WORK TO COMPLETE ▸ Word for word, transcribe the lines below and drop the pictures.

Items listed in a dataset:

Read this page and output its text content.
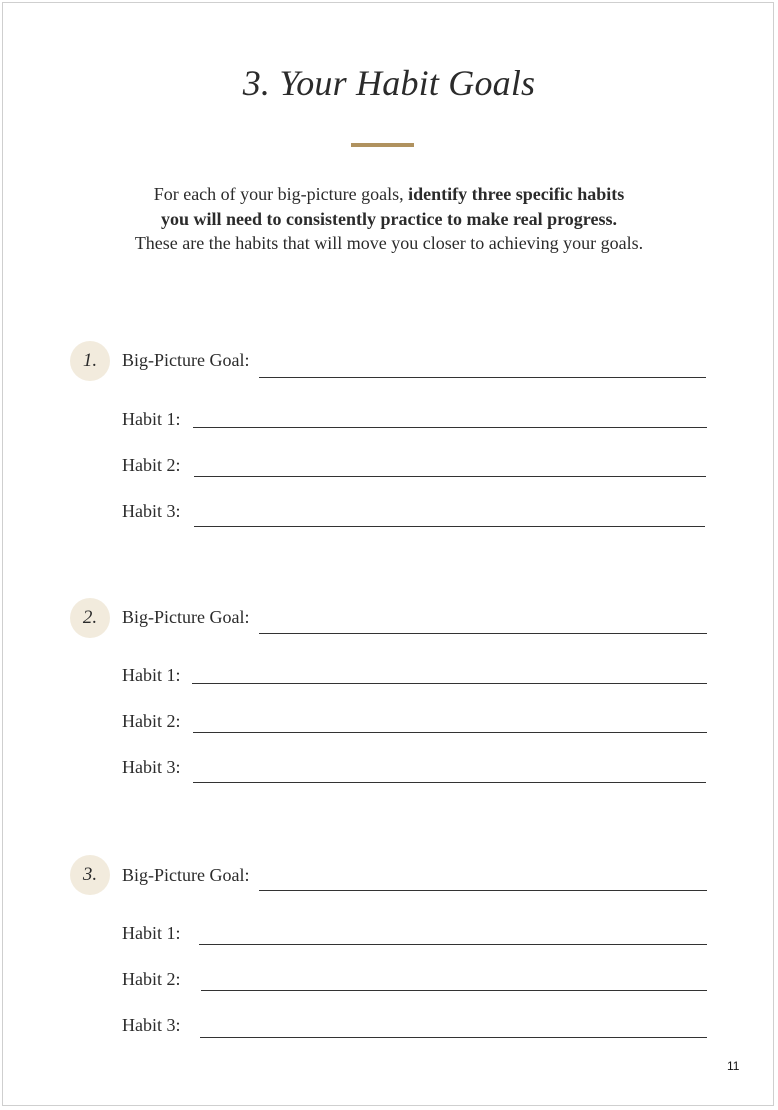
3. Your Habit Goals
For each of your big-picture goals, identify three specific habits
you will need to consistently practice to make real progress.
These are the habits that will move you closer to achieving your goals.
1.	Big-Picture Goal:
Habit 1:
Habit 2:
Habit 3:
2.	Big-Picture Goal:
Habit 1:
Habit 2:
Habit 3:
3.	Big-Picture Goal:
Habit 1:
Habit 2:
Habit 3:
11
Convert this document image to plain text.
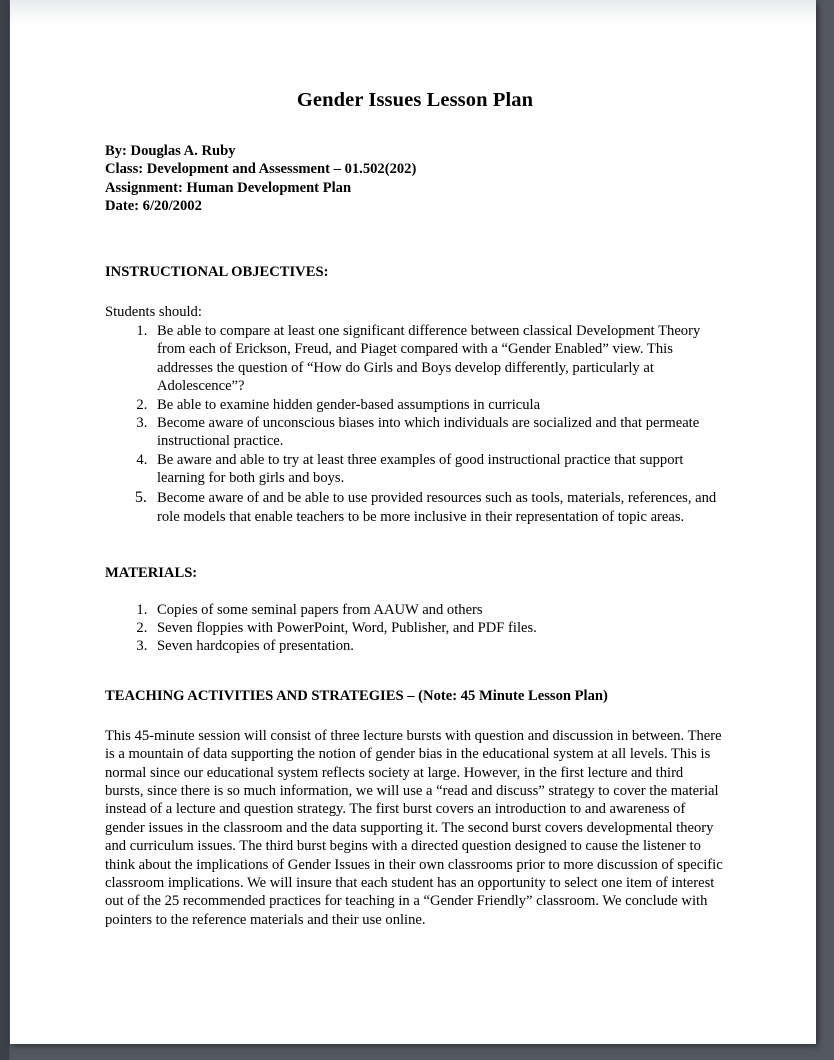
Gender Issues Lesson Plan
By: Douglas A. Ruby
Class: Development and Assessment – 01.502(202)
Assignment: Human Development Plan
Date: 6/20/2002
INSTRUCTIONAL OBJECTIVES:
Students should:
1. Be able to compare at least one significant difference between classical Development Theory from each of Erickson, Freud, and Piaget compared with a “Gender Enabled” view. This addresses the question of “How do Girls and Boys develop differently, particularly at Adolescence”?
2. Be able to examine hidden gender-based assumptions in curricula
3. Become aware of unconscious biases into which individuals are socialized and that permeate instructional practice.
4. Be aware and able to try at least three examples of good instructional practice that support learning for both girls and boys.
5. Become aware of and be able to use provided resources such as tools, materials, references, and role models that enable teachers to be more inclusive in their representation of topic areas.
MATERIALS:
1. Copies of some seminal papers from AAUW and others
2. Seven floppies with PowerPoint, Word, Publisher, and PDF files.
3. Seven hardcopies of presentation.
TEACHING ACTIVITIES AND STRATEGIES – (Note: 45 Minute Lesson Plan)

This 45-minute session will consist of three lecture bursts with question and discussion in between. There is a mountain of data supporting the notion of gender bias in the educational system at all levels. This is normal since our educational system reflects society at large. However, in the first lecture and third bursts, since there is so much information, we will use a “read and discuss” strategy to cover the material instead of a lecture and question strategy. The first burst covers an introduction to and awareness of gender issues in the classroom and the data supporting it. The second burst covers developmental theory and curriculum issues. The third burst begins with a directed question designed to cause the listener to think about the implications of Gender Issues in their own classrooms prior to more discussion of specific classroom implications. We will insure that each student has an opportunity to select one item of interest out of the 25 recommended practices for teaching in a “Gender Friendly” classroom. We conclude with pointers to the reference materials and their use online.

RESPONSE ▸
Read this page and output its text content.
3. Your Habit Goals
For each of your big-picture goals, identify three specific habits
you will need to consistently practice to make real progress.
These are the habits that will move you closer to achieving your goals.
1.	Big-Picture Goal:
Habit 1:
Habit 2:
Habit 3:
2.	Big-Picture Goal:
Habit 1:
Habit 2:
Habit 3:
3.	Big-Picture Goal:
Habit 1:
Habit 2:
Habit 3:
11
Convert this document image to plain text.
Gender Issues Lesson Plan
By: Douglas A. Ruby
Class: Development and Assessment – 01.502(202)
Assignment: Human Development Plan
Date: 6/20/2002
INSTRUCTIONAL OBJECTIVES:
Students should:
1. Be able to compare at least one significant difference between classical Development Theory from each of Erickson, Freud, and Piaget compared with a “Gender Enabled” view. This addresses the question of “How do Girls and Boys develop differently, particularly at Adolescence”?
2. Be able to examine hidden gender-based assumptions in curricula
3. Become aware of unconscious biases into which individuals are socialized and that permeate instructional practice.
4. Be aware and able to try at least three examples of good instructional practice that support learning for both girls and boys.
5. Become aware of and be able to use provided resources such as tools, materials, references, and role models that enable teachers to be more inclusive in their representation of topic areas.
MATERIALS:
1. Copies of some seminal papers from AAUW and others
2. Seven floppies with PowerPoint, Word, Publisher, and PDF files.
3. Seven hardcopies of presentation.
TEACHING ACTIVITIES AND STRATEGIES – (Note: 45 Minute Lesson Plan)

This 45-minute session will consist of three lecture bursts with question and discussion in between. There is a mountain of data supporting the notion of gender bias in the educational system at all levels. This is normal since our educational system reflects society at large. However, in the first lecture and third bursts, since there is so much information, we will use a “read and discuss” strategy to cover the material instead of a lecture and question strategy. The first burst covers an introduction to and awareness of gender issues in the classroom and the data supporting it. The second burst covers developmental theory and curriculum issues. The third burst begins with a directed question designed to cause the listener to think about the implications of Gender Issues in their own classrooms prior to more discussion of specific classroom implications. We will insure that each student has an opportunity to select one item of interest out of the 25 recommended practices for teaching in a “Gender Friendly” classroom. We conclude with pointers to the reference materials and their use online.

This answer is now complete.